> [Task brief]:
Pick out each line containing the string "CPSE" and copy it.

> [Source material]:
== == ==
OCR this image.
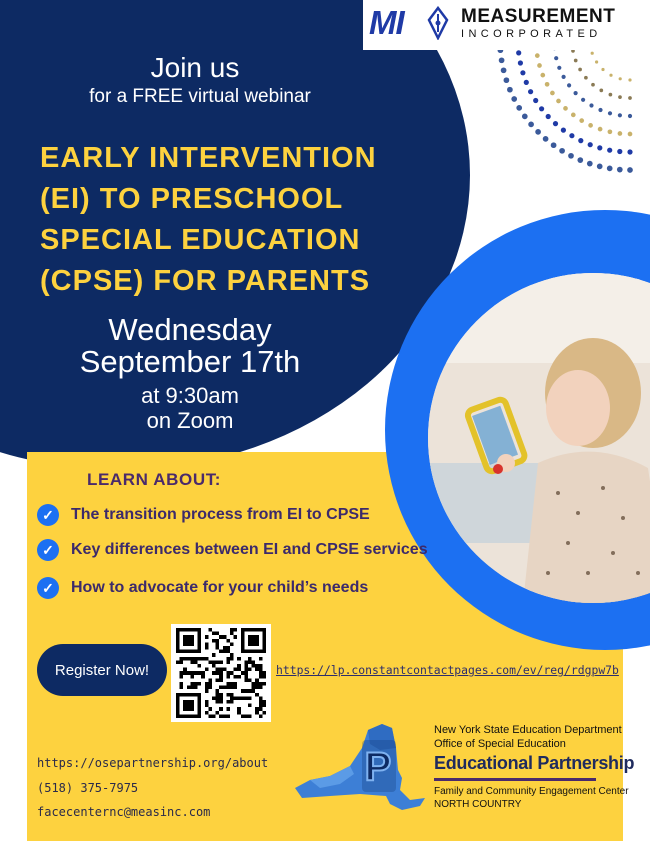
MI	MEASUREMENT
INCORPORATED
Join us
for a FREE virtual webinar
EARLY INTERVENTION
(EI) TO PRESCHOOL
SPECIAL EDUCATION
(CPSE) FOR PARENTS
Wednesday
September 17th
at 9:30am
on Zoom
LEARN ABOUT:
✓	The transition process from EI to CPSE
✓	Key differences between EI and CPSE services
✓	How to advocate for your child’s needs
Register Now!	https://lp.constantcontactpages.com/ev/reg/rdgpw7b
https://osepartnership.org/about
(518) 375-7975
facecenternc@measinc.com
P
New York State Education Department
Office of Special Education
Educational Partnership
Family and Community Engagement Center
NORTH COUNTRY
== == ==
> [Answer to the exercise]:
(CPSE) FOR PARENTS
✓	The transition process from EI to CPSE
✓	Key differences between EI and CPSE services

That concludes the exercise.